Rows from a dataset
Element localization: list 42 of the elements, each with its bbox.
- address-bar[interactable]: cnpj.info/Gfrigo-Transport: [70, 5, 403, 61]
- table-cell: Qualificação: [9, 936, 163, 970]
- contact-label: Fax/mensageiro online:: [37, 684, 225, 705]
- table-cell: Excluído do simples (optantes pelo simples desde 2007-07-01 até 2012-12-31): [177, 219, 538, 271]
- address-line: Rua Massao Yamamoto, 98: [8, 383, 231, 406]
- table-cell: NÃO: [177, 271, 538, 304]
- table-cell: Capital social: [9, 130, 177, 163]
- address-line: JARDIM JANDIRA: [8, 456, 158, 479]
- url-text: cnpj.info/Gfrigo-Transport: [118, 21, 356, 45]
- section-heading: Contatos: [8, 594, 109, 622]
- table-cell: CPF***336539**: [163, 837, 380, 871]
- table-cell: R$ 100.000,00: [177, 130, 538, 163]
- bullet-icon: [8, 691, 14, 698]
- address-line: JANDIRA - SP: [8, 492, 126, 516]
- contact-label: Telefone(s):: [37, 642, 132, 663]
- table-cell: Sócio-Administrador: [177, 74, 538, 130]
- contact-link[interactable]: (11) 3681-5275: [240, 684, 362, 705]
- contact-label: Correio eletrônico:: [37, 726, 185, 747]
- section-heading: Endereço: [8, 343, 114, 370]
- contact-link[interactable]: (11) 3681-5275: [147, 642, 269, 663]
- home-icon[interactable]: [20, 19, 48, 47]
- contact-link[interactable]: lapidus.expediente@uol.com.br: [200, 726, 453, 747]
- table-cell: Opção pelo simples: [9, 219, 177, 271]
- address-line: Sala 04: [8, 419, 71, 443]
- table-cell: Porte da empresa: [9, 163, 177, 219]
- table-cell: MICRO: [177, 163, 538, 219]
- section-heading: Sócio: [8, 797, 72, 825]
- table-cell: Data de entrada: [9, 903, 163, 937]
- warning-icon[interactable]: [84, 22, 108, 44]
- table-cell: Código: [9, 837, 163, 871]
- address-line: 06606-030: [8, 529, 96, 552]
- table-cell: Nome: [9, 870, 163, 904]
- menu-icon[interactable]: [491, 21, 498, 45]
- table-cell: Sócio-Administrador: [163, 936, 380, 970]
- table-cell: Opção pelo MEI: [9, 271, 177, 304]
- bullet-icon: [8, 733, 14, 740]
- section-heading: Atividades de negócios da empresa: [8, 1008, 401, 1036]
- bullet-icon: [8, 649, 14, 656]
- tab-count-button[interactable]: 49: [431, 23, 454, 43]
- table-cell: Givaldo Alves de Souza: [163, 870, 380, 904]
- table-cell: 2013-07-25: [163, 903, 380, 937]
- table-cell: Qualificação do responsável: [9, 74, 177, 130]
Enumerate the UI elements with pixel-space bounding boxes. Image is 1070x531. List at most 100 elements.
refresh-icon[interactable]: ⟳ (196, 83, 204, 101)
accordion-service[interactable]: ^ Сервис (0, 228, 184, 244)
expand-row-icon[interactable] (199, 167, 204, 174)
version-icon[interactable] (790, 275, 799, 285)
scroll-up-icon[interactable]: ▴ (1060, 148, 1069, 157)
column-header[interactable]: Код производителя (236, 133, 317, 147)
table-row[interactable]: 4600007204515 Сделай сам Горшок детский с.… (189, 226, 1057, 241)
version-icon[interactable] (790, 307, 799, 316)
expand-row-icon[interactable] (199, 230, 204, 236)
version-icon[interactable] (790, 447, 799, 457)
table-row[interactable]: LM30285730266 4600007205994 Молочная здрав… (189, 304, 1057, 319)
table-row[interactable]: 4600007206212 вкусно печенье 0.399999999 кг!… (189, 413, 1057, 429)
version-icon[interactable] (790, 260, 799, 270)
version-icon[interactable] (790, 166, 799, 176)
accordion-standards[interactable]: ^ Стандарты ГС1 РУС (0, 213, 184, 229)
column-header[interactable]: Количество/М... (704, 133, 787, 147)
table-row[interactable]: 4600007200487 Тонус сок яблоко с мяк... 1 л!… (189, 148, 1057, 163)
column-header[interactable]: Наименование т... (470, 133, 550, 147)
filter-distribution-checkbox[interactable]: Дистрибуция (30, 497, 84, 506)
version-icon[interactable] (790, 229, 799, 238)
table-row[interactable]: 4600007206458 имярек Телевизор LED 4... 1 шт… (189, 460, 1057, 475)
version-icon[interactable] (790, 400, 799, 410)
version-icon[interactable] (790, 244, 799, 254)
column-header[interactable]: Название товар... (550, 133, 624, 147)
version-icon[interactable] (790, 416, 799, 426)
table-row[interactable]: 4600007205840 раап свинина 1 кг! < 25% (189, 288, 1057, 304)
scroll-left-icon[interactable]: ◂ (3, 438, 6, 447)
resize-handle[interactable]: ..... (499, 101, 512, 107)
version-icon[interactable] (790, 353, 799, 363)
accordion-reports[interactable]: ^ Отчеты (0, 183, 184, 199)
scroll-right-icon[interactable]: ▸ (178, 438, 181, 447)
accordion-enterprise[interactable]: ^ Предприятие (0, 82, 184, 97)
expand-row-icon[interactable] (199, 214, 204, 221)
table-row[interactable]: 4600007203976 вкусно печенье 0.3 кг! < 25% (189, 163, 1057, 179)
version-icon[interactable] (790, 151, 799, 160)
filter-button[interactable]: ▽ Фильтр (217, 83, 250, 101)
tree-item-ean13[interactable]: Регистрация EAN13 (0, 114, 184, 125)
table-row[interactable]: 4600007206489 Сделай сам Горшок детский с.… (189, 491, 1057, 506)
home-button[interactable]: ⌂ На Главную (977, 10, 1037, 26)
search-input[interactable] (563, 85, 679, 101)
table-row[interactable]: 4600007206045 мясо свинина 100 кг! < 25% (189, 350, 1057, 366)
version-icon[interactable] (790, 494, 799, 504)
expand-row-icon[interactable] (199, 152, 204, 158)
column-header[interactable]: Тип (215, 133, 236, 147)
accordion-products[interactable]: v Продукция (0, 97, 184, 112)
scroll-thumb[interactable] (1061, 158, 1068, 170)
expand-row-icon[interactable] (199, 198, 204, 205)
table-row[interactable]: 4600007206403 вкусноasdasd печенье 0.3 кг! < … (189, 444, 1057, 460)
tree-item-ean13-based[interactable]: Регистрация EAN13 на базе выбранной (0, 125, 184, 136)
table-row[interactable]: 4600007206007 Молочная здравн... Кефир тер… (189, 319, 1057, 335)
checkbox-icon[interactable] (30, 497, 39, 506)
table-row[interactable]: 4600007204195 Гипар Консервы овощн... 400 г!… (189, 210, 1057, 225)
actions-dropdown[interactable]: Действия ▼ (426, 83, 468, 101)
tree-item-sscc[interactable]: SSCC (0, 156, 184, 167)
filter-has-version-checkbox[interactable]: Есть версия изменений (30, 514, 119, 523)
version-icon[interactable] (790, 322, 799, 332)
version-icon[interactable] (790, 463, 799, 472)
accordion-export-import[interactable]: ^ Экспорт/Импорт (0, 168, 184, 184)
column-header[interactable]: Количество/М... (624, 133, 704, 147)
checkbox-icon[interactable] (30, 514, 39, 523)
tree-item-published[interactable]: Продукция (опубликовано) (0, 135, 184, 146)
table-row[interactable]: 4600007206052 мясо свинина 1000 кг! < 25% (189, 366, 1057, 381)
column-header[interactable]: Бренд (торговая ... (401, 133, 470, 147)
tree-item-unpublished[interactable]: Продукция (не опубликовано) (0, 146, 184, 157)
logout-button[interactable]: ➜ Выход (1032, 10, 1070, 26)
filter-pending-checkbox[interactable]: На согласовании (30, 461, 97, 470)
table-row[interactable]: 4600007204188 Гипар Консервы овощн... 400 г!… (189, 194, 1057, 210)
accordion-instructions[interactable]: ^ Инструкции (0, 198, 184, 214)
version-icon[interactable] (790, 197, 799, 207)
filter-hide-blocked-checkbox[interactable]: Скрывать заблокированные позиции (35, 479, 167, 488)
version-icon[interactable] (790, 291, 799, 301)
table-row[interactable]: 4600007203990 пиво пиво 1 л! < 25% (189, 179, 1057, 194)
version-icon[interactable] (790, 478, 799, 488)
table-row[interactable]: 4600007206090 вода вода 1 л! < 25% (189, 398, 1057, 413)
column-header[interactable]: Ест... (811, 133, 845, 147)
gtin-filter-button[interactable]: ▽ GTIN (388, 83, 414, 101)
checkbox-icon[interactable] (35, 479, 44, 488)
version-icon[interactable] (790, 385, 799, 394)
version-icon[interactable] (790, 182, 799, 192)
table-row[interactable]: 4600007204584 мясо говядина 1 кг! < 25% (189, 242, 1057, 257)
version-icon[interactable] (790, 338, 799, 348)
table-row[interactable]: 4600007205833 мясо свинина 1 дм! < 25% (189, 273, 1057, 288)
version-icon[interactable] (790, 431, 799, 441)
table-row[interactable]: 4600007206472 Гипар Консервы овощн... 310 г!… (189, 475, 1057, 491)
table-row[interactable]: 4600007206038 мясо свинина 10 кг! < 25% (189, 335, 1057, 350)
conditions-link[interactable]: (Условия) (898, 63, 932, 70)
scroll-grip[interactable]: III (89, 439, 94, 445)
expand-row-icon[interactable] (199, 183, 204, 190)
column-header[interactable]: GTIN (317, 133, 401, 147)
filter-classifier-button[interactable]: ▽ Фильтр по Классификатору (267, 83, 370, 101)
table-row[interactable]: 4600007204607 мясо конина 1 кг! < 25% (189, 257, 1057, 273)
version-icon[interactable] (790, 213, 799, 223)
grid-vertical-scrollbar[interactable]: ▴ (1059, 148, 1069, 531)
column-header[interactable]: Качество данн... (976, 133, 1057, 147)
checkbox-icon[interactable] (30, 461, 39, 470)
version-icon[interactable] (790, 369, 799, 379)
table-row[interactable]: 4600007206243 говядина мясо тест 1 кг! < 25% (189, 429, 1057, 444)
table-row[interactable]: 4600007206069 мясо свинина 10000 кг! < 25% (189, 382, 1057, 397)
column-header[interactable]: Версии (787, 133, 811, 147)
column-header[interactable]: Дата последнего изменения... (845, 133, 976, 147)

■ **TASK TO CARRY OUT**
Could you duplicate, word for word, the records from their very first line through the line containing "- bullet-icon: [8, 691, 14, 698]", including both of those lines?

■ **ANSWER TO THIS EXERCISE**
Element localization: list 42 of the elements, each with its bbox.
- address-bar[interactable]: cnpj.info/Gfrigo-Transport: [70, 5, 403, 61]
- table-cell: Qualificação: [9, 936, 163, 970]
- contact-label: Fax/mensageiro online:: [37, 684, 225, 705]
- table-cell: Excluído do simples (optantes pelo simples desde 2007-07-01 até 2012-12-31): [177, 219, 538, 271]
- address-line: Rua Massao Yamamoto, 98: [8, 383, 231, 406]
- table-cell: NÃO: [177, 271, 538, 304]
- table-cell: Capital social: [9, 130, 177, 163]
- address-line: JARDIM JANDIRA: [8, 456, 158, 479]
- url-text: cnpj.info/Gfrigo-Transport: [118, 21, 356, 45]
- section-heading: Contatos: [8, 594, 109, 622]
- table-cell: CPF***336539**: [163, 837, 380, 871]
- table-cell: R$ 100.000,00: [177, 130, 538, 163]
- bullet-icon: [8, 691, 14, 698]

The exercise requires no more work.